**Goal of the exercise**
Find the lines holding the word "employing" and collect them.

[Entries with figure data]

━━━━━━

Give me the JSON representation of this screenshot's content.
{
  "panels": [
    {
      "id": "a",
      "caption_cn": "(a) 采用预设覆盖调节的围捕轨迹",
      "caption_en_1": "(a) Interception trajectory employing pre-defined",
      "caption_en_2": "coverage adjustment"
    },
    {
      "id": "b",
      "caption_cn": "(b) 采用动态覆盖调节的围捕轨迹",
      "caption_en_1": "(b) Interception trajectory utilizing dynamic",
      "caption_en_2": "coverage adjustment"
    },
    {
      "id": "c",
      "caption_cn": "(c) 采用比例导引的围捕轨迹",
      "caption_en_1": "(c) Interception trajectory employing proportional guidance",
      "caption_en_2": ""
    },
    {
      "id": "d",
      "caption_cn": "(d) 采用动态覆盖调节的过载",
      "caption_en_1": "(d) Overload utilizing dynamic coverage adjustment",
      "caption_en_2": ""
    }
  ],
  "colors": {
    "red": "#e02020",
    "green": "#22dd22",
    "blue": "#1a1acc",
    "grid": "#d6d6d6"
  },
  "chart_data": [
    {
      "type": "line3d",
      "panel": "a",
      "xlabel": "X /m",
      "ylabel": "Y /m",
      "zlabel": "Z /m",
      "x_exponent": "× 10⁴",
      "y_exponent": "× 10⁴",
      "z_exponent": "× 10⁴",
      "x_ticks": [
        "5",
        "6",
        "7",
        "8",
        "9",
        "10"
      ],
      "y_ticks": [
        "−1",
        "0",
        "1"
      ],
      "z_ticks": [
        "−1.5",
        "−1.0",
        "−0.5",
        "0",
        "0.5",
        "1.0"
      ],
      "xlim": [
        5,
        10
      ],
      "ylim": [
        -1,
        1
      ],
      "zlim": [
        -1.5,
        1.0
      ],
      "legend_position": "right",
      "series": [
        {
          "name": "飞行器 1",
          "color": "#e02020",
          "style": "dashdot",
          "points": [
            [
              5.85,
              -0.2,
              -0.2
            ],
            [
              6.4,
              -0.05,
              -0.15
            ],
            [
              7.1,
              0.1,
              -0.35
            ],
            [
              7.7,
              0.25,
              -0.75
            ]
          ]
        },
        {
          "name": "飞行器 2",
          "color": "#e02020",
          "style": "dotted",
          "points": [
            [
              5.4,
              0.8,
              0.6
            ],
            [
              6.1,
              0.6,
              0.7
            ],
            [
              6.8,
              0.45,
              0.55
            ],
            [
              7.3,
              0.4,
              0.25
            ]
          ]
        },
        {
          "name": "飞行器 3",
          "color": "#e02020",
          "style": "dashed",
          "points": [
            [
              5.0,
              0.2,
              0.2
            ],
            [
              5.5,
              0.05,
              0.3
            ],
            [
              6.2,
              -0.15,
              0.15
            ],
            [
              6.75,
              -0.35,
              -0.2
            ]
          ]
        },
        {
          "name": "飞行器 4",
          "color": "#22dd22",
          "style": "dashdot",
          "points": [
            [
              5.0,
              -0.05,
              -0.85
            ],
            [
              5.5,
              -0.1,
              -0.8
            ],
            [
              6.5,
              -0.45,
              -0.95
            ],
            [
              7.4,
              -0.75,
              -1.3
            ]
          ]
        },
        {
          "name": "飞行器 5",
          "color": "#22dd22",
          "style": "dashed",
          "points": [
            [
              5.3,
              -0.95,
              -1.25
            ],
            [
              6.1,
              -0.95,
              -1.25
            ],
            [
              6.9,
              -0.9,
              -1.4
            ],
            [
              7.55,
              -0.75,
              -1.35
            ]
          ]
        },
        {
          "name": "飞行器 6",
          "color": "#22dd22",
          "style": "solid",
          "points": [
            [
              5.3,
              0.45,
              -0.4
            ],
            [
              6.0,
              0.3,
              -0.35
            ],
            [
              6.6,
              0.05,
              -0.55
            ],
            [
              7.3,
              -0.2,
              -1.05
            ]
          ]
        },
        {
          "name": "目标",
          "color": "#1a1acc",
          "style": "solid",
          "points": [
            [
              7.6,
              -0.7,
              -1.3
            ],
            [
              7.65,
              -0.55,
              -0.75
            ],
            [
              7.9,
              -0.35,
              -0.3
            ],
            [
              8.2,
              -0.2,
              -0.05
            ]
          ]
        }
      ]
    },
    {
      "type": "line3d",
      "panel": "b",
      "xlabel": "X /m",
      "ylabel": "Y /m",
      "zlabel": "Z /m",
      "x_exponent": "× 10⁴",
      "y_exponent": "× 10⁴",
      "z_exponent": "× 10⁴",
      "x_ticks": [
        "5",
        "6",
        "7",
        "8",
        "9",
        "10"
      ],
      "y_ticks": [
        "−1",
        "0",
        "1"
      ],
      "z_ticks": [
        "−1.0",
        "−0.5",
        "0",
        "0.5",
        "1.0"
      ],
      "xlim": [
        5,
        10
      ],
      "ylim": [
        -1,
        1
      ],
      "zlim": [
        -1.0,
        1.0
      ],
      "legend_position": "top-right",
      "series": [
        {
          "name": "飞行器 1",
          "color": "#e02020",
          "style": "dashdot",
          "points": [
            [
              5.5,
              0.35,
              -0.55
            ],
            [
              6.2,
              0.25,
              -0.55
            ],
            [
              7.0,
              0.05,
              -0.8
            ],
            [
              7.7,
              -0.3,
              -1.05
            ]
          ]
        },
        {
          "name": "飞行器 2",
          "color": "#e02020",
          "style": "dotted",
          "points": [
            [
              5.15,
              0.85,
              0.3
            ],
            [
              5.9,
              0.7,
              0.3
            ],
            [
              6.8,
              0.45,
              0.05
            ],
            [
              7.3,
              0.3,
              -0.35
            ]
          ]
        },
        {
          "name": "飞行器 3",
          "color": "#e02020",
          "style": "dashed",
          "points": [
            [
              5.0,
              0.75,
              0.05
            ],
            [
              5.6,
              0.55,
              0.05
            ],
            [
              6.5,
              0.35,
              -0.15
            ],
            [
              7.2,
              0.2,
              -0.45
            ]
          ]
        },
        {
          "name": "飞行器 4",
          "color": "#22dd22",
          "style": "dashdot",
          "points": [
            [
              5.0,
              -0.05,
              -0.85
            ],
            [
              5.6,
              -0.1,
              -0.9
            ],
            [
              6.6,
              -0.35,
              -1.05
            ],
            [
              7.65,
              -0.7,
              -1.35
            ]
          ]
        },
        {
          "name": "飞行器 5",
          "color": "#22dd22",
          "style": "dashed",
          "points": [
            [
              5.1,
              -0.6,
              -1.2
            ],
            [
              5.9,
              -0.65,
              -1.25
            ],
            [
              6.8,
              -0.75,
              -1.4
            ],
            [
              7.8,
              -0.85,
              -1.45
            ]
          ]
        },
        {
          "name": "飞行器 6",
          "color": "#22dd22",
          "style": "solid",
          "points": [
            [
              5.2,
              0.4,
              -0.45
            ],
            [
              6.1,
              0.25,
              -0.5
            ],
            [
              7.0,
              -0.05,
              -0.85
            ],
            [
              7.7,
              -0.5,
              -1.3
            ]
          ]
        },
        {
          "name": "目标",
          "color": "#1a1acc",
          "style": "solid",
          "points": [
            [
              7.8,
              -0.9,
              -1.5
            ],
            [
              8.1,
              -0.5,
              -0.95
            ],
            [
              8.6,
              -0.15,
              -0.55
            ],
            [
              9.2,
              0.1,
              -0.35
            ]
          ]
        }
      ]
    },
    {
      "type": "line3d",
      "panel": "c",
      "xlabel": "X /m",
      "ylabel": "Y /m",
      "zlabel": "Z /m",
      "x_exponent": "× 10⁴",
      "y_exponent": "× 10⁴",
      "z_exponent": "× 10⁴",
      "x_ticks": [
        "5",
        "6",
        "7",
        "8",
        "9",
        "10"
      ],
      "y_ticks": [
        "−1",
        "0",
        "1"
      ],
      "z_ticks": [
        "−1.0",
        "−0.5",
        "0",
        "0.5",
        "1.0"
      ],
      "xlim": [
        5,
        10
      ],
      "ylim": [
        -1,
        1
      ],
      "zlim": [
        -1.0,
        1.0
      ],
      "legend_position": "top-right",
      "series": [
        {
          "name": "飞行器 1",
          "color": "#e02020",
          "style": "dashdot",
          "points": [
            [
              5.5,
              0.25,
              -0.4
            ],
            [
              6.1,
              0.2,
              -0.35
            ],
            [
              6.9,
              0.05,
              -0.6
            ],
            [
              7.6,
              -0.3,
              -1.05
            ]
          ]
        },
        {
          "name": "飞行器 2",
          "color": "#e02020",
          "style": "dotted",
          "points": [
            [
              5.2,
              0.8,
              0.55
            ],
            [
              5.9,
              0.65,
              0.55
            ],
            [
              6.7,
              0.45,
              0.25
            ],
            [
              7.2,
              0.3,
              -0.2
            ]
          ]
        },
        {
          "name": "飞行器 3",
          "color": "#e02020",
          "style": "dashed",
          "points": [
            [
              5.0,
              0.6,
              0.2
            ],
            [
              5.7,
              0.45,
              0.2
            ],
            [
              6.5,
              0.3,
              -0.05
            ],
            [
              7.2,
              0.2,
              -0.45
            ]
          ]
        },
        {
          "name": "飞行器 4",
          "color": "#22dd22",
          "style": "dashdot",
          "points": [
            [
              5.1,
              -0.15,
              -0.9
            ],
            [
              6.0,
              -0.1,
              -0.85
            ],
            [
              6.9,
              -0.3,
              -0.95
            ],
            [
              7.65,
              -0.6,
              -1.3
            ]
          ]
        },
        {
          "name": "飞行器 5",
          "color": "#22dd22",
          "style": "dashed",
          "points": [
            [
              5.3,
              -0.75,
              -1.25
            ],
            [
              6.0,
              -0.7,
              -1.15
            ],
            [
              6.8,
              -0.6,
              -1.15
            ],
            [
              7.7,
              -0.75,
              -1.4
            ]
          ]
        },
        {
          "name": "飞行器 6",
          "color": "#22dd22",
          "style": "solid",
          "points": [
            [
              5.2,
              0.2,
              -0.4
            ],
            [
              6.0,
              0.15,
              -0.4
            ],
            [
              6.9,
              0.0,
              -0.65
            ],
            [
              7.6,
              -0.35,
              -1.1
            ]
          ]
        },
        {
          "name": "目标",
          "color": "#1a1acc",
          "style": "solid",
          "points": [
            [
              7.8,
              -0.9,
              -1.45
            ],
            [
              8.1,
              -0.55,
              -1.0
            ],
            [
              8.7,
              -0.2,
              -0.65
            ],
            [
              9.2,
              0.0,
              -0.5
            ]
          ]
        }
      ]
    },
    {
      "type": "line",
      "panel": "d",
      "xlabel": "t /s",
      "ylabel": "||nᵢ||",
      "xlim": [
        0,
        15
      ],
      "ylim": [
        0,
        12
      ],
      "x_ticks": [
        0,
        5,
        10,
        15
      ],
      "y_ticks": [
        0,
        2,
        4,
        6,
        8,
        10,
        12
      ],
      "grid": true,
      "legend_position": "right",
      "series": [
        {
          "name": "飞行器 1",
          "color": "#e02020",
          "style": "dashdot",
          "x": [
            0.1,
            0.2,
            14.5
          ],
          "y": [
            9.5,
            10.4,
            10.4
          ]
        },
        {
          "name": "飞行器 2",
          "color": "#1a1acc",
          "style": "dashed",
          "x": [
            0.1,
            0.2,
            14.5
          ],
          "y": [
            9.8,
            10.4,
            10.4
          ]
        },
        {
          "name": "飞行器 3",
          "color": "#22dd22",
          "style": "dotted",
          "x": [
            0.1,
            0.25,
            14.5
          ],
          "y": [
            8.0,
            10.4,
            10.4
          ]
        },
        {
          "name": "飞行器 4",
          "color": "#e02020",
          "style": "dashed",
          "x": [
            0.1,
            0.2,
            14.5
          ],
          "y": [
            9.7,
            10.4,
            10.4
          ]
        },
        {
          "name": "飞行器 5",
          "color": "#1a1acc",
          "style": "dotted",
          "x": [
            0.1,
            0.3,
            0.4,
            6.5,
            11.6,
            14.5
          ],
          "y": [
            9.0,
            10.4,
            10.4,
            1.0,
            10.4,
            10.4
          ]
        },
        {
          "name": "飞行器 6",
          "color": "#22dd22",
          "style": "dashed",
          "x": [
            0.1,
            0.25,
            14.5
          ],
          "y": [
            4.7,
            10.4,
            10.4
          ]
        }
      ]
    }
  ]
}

━━━━━━

**Exercise solution**
      "caption_en_1": "(a) Interception trajectory employing pre-defined",
      "caption_en_1": "(c) Interception trajectory employing proportional guidance",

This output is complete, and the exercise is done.